**Dataset**
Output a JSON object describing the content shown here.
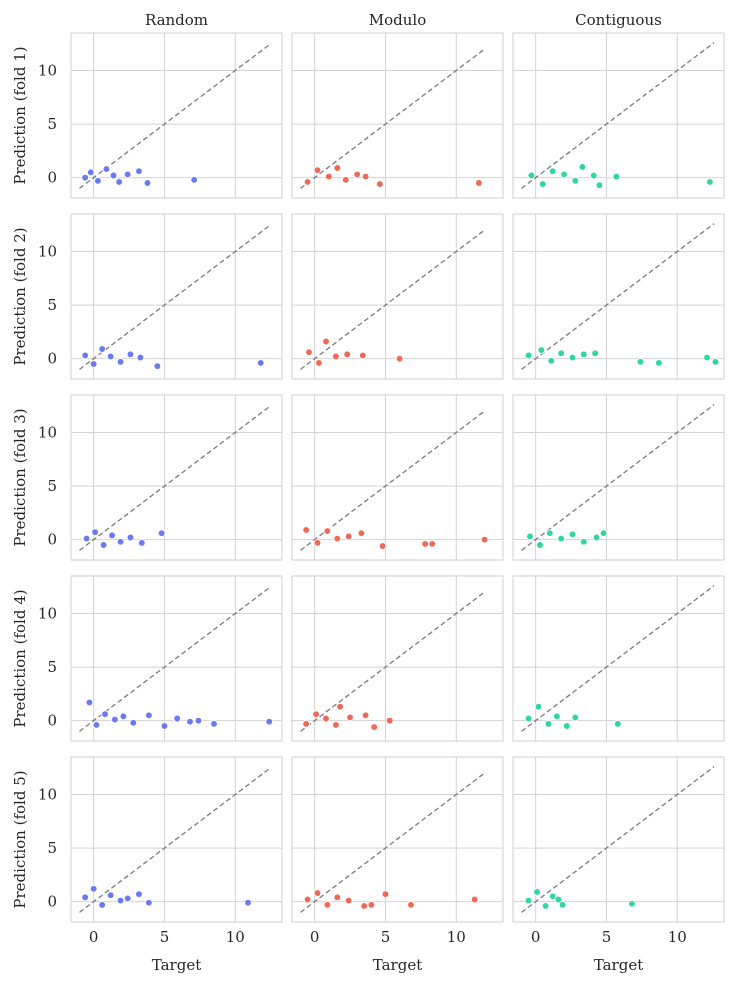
{
  "chart_data": {
    "type": "scatter",
    "layout": "5x3 facet grid",
    "columns": [
      "Random",
      "Modulo",
      "Contiguous"
    ],
    "rows": [
      "Prediction (fold 1)",
      "Prediction (fold 2)",
      "Prediction (fold 3)",
      "Prediction (fold 4)",
      "Prediction (fold 5)"
    ],
    "xlabel": "Target",
    "xlim": [
      -1.6,
      13.3
    ],
    "ylim": [
      -1.9,
      13.5
    ],
    "xticks": [
      0,
      5,
      10
    ],
    "yticks": [
      0,
      5,
      10
    ],
    "grid": true,
    "reference_line": {
      "style": "dashed",
      "color": "#7a7a7a",
      "from": [
        -1,
        -1
      ],
      "to_x": [
        12.4,
        12.0,
        12.6
      ]
    },
    "colors": {
      "Random": "#6b79f2",
      "Modulo": "#ee6a56",
      "Contiguous": "#2fd7a0"
    },
    "panels": [
      [
        {
          "points": [
            [
              -0.6,
              0.0
            ],
            [
              -0.2,
              0.5
            ],
            [
              0.3,
              -0.3
            ],
            [
              0.9,
              0.8
            ],
            [
              1.4,
              0.2
            ],
            [
              1.8,
              -0.4
            ],
            [
              2.4,
              0.3
            ],
            [
              3.2,
              0.6
            ],
            [
              3.8,
              -0.5
            ],
            [
              7.1,
              -0.2
            ]
          ]
        },
        {
          "points": [
            [
              -0.5,
              -0.4
            ],
            [
              0.2,
              0.7
            ],
            [
              1.0,
              0.1
            ],
            [
              1.6,
              0.9
            ],
            [
              2.2,
              -0.2
            ],
            [
              3.0,
              0.3
            ],
            [
              3.6,
              0.1
            ],
            [
              4.6,
              -0.6
            ],
            [
              11.6,
              -0.5
            ]
          ]
        },
        {
          "points": [
            [
              -0.3,
              0.2
            ],
            [
              0.5,
              -0.6
            ],
            [
              1.2,
              0.6
            ],
            [
              2.0,
              0.3
            ],
            [
              2.8,
              -0.3
            ],
            [
              3.3,
              1.0
            ],
            [
              4.1,
              0.2
            ],
            [
              4.5,
              -0.7
            ],
            [
              5.7,
              0.1
            ],
            [
              12.3,
              -0.4
            ]
          ]
        }
      ],
      [
        {
          "points": [
            [
              -0.6,
              0.3
            ],
            [
              0.0,
              -0.5
            ],
            [
              0.6,
              0.9
            ],
            [
              1.2,
              0.2
            ],
            [
              1.9,
              -0.3
            ],
            [
              2.6,
              0.4
            ],
            [
              3.3,
              0.1
            ],
            [
              4.5,
              -0.7
            ],
            [
              11.8,
              -0.4
            ]
          ]
        },
        {
          "points": [
            [
              -0.4,
              0.6
            ],
            [
              0.3,
              -0.4
            ],
            [
              0.8,
              1.6
            ],
            [
              1.5,
              0.2
            ],
            [
              2.3,
              0.4
            ],
            [
              3.4,
              0.3
            ],
            [
              6.0,
              0.0
            ]
          ]
        },
        {
          "points": [
            [
              -0.5,
              0.3
            ],
            [
              0.4,
              0.8
            ],
            [
              1.1,
              -0.2
            ],
            [
              1.8,
              0.5
            ],
            [
              2.6,
              0.1
            ],
            [
              3.4,
              0.4
            ],
            [
              4.2,
              0.5
            ],
            [
              7.4,
              -0.3
            ],
            [
              8.7,
              -0.4
            ],
            [
              12.1,
              0.1
            ],
            [
              12.7,
              -0.3
            ]
          ]
        }
      ],
      [
        {
          "points": [
            [
              -0.5,
              0.1
            ],
            [
              0.1,
              0.7
            ],
            [
              0.7,
              -0.5
            ],
            [
              1.3,
              0.4
            ],
            [
              1.9,
              -0.2
            ],
            [
              2.6,
              0.2
            ],
            [
              3.4,
              -0.3
            ],
            [
              4.8,
              0.6
            ]
          ]
        },
        {
          "points": [
            [
              -0.6,
              0.9
            ],
            [
              0.2,
              -0.3
            ],
            [
              0.9,
              0.8
            ],
            [
              1.6,
              0.1
            ],
            [
              2.4,
              0.3
            ],
            [
              3.3,
              0.6
            ],
            [
              4.8,
              -0.6
            ],
            [
              7.8,
              -0.4
            ],
            [
              8.3,
              -0.4
            ],
            [
              12.0,
              0.0
            ]
          ]
        },
        {
          "points": [
            [
              -0.4,
              0.3
            ],
            [
              0.3,
              -0.5
            ],
            [
              1.0,
              0.6
            ],
            [
              1.8,
              0.1
            ],
            [
              2.6,
              0.5
            ],
            [
              3.4,
              -0.2
            ],
            [
              4.3,
              0.2
            ],
            [
              4.8,
              0.6
            ]
          ]
        }
      ],
      [
        {
          "points": [
            [
              -0.3,
              1.7
            ],
            [
              0.2,
              -0.4
            ],
            [
              0.8,
              0.6
            ],
            [
              1.5,
              0.1
            ],
            [
              2.1,
              0.4
            ],
            [
              2.8,
              -0.2
            ],
            [
              3.9,
              0.5
            ],
            [
              5.0,
              -0.5
            ],
            [
              5.9,
              0.2
            ],
            [
              6.8,
              -0.1
            ],
            [
              7.4,
              0.0
            ],
            [
              8.5,
              -0.3
            ],
            [
              12.4,
              -0.1
            ]
          ]
        },
        {
          "points": [
            [
              -0.6,
              -0.3
            ],
            [
              0.1,
              0.6
            ],
            [
              0.8,
              0.2
            ],
            [
              1.5,
              -0.4
            ],
            [
              1.8,
              1.3
            ],
            [
              2.5,
              0.3
            ],
            [
              3.6,
              0.5
            ],
            [
              4.2,
              -0.6
            ],
            [
              5.3,
              0.0
            ]
          ]
        },
        {
          "points": [
            [
              -0.5,
              0.2
            ],
            [
              0.2,
              1.3
            ],
            [
              0.9,
              -0.3
            ],
            [
              1.5,
              0.4
            ],
            [
              2.2,
              -0.5
            ],
            [
              2.8,
              0.3
            ],
            [
              5.8,
              -0.3
            ]
          ]
        }
      ],
      [
        {
          "points": [
            [
              -0.6,
              0.4
            ],
            [
              0.0,
              1.2
            ],
            [
              0.6,
              -0.3
            ],
            [
              1.2,
              0.6
            ],
            [
              1.9,
              0.1
            ],
            [
              2.4,
              0.3
            ],
            [
              3.2,
              0.7
            ],
            [
              3.9,
              -0.1
            ],
            [
              10.9,
              -0.1
            ]
          ]
        },
        {
          "points": [
            [
              -0.5,
              0.2
            ],
            [
              0.2,
              0.8
            ],
            [
              0.9,
              -0.3
            ],
            [
              1.6,
              0.4
            ],
            [
              2.4,
              0.1
            ],
            [
              3.5,
              -0.4
            ],
            [
              4.0,
              -0.3
            ],
            [
              5.0,
              0.7
            ],
            [
              6.8,
              -0.3
            ],
            [
              11.3,
              0.2
            ]
          ]
        },
        {
          "points": [
            [
              -0.5,
              0.1
            ],
            [
              0.1,
              0.9
            ],
            [
              0.7,
              -0.4
            ],
            [
              1.2,
              0.5
            ],
            [
              1.6,
              0.2
            ],
            [
              1.9,
              -0.3
            ],
            [
              6.8,
              -0.2
            ]
          ]
        }
      ]
    ]
  }
}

**Exercise brief**
Repeat each entry exactly. Pictures do not belong in the copy.

**Written solution**
Output a JSON object describing the content shown here.
{
  "chart_data": {
    "type": "scatter",
    "layout": "5x3 facet grid",
    "columns": [
      "Random",
      "Modulo",
      "Contiguous"
    ],
    "rows": [
      "Prediction (fold 1)",
      "Prediction (fold 2)",
      "Prediction (fold 3)",
      "Prediction (fold 4)",
      "Prediction (fold 5)"
    ],
    "xlabel": "Target",
    "xlim": [
      -1.6,
      13.3
    ],
    "ylim": [
      -1.9,
      13.5
    ],
    "xticks": [
      0,
      5,
      10
    ],
    "yticks": [
      0,
      5,
      10
    ],
    "grid": true,
    "reference_line": {
      "style": "dashed",
      "color": "#7a7a7a",
      "from": [
        -1,
        -1
      ],
      "to_x": [
        12.4,
        12.0,
        12.6
      ]
    },
    "colors": {
      "Random": "#6b79f2",
      "Modulo": "#ee6a56",
      "Contiguous": "#2fd7a0"
    },
    "panels": [
      [
        {
          "points": [
            [
              -0.6,
              0.0
            ],
            [
              -0.2,
              0.5
            ],
            [
              0.3,
              -0.3
            ],
            [
              0.9,
              0.8
            ],
            [
              1.4,
              0.2
            ],
            [
              1.8,
              -0.4
            ],
            [
              2.4,
              0.3
            ],
            [
              3.2,
              0.6
            ],
            [
              3.8,
              -0.5
            ],
            [
              7.1,
              -0.2
            ]
          ]
        },
        {
          "points": [
            [
              -0.5,
              -0.4
            ],
            [
              0.2,
              0.7
            ],
            [
              1.0,
              0.1
            ],
            [
              1.6,
              0.9
            ],
            [
              2.2,
              -0.2
            ],
            [
              3.0,
              0.3
            ],
            [
              3.6,
              0.1
            ],
            [
              4.6,
              -0.6
            ],
            [
              11.6,
              -0.5
            ]
          ]
        },
        {
          "points": [
            [
              -0.3,
              0.2
            ],
            [
              0.5,
              -0.6
            ],
            [
              1.2,
              0.6
            ],
            [
              2.0,
              0.3
            ],
            [
              2.8,
              -0.3
            ],
            [
              3.3,
              1.0
            ],
            [
              4.1,
              0.2
            ],
            [
              4.5,
              -0.7
            ],
            [
              5.7,
              0.1
            ],
            [
              12.3,
              -0.4
            ]
          ]
        }
      ],
      [
        {
          "points": [
            [
              -0.6,
              0.3
            ],
            [
              0.0,
              -0.5
            ],
            [
              0.6,
              0.9
            ],
            [
              1.2,
              0.2
            ],
            [
              1.9,
              -0.3
            ],
            [
              2.6,
              0.4
            ],
            [
              3.3,
              0.1
            ],
            [
              4.5,
              -0.7
            ],
            [
              11.8,
              -0.4
            ]
          ]
        },
        {
          "points": [
            [
              -0.4,
              0.6
            ],
            [
              0.3,
              -0.4
            ],
            [
              0.8,
              1.6
            ],
            [
              1.5,
              0.2
            ],
            [
              2.3,
              0.4
            ],
            [
              3.4,
              0.3
            ],
            [
              6.0,
              0.0
            ]
          ]
        },
        {
          "points": [
            [
              -0.5,
              0.3
            ],
            [
              0.4,
              0.8
            ],
            [
              1.1,
              -0.2
            ],
            [
              1.8,
              0.5
            ],
            [
              2.6,
              0.1
            ],
            [
              3.4,
              0.4
            ],
            [
              4.2,
              0.5
            ],
            [
              7.4,
              -0.3
            ],
            [
              8.7,
              -0.4
            ],
            [
              12.1,
              0.1
            ],
            [
              12.7,
              -0.3
            ]
          ]
        }
      ],
      [
        {
          "points": [
            [
              -0.5,
              0.1
            ],
            [
              0.1,
              0.7
            ],
            [
              0.7,
              -0.5
            ],
            [
              1.3,
              0.4
            ],
            [
              1.9,
              -0.2
            ],
            [
              2.6,
              0.2
            ],
            [
              3.4,
              -0.3
            ],
            [
              4.8,
              0.6
            ]
          ]
        },
        {
          "points": [
            [
              -0.6,
              0.9
            ],
            [
              0.2,
              -0.3
            ],
            [
              0.9,
              0.8
            ],
            [
              1.6,
              0.1
            ],
            [
              2.4,
              0.3
            ],
            [
              3.3,
              0.6
            ],
            [
              4.8,
              -0.6
            ],
            [
              7.8,
              -0.4
            ],
            [
              8.3,
              -0.4
            ],
            [
              12.0,
              0.0
            ]
          ]
        },
        {
          "points": [
            [
              -0.4,
              0.3
            ],
            [
              0.3,
              -0.5
            ],
            [
              1.0,
              0.6
            ],
            [
              1.8,
              0.1
            ],
            [
              2.6,
              0.5
            ],
            [
              3.4,
              -0.2
            ],
            [
              4.3,
              0.2
            ],
            [
              4.8,
              0.6
            ]
          ]
        }
      ],
      [
        {
          "points": [
            [
              -0.3,
              1.7
            ],
            [
              0.2,
              -0.4
            ],
            [
              0.8,
              0.6
            ],
            [
              1.5,
              0.1
            ],
            [
              2.1,
              0.4
            ],
            [
              2.8,
              -0.2
            ],
            [
              3.9,
              0.5
            ],
            [
              5.0,
              -0.5
            ],
            [
              5.9,
              0.2
            ],
            [
              6.8,
              -0.1
            ],
            [
              7.4,
              0.0
            ],
            [
              8.5,
              -0.3
            ],
            [
              12.4,
              -0.1
            ]
          ]
        },
        {
          "points": [
            [
              -0.6,
              -0.3
            ],
            [
              0.1,
              0.6
            ],
            [
              0.8,
              0.2
            ],
            [
              1.5,
              -0.4
            ],
            [
              1.8,
              1.3
            ],
            [
              2.5,
              0.3
            ],
            [
              3.6,
              0.5
            ],
            [
              4.2,
              -0.6
            ],
            [
              5.3,
              0.0
            ]
          ]
        },
        {
          "points": [
            [
              -0.5,
              0.2
            ],
            [
              0.2,
              1.3
            ],
            [
              0.9,
              -0.3
            ],
            [
              1.5,
              0.4
            ],
            [
              2.2,
              -0.5
            ],
            [
              2.8,
              0.3
            ],
            [
              5.8,
              -0.3
            ]
          ]
        }
      ],
      [
        {
          "points": [
            [
              -0.6,
              0.4
            ],
            [
              0.0,
              1.2
            ],
            [
              0.6,
              -0.3
            ],
            [
              1.2,
              0.6
            ],
            [
              1.9,
              0.1
            ],
            [
              2.4,
              0.3
            ],
            [
              3.2,
              0.7
            ],
            [
              3.9,
              -0.1
            ],
            [
              10.9,
              -0.1
            ]
          ]
        },
        {
          "points": [
            [
              -0.5,
              0.2
            ],
            [
              0.2,
              0.8
            ],
            [
              0.9,
              -0.3
            ],
            [
              1.6,
              0.4
            ],
            [
              2.4,
              0.1
            ],
            [
              3.5,
              -0.4
            ],
            [
              4.0,
              -0.3
            ],
            [
              5.0,
              0.7
            ],
            [
              6.8,
              -0.3
            ],
            [
              11.3,
              0.2
            ]
          ]
        },
        {
          "points": [
            [
              -0.5,
              0.1
            ],
            [
              0.1,
              0.9
            ],
            [
              0.7,
              -0.4
            ],
            [
              1.2,
              0.5
            ],
            [
              1.6,
              0.2
            ],
            [
              1.9,
              -0.3
            ],
            [
              6.8,
              -0.2
            ]
          ]
        }
      ]
    ]
  }
}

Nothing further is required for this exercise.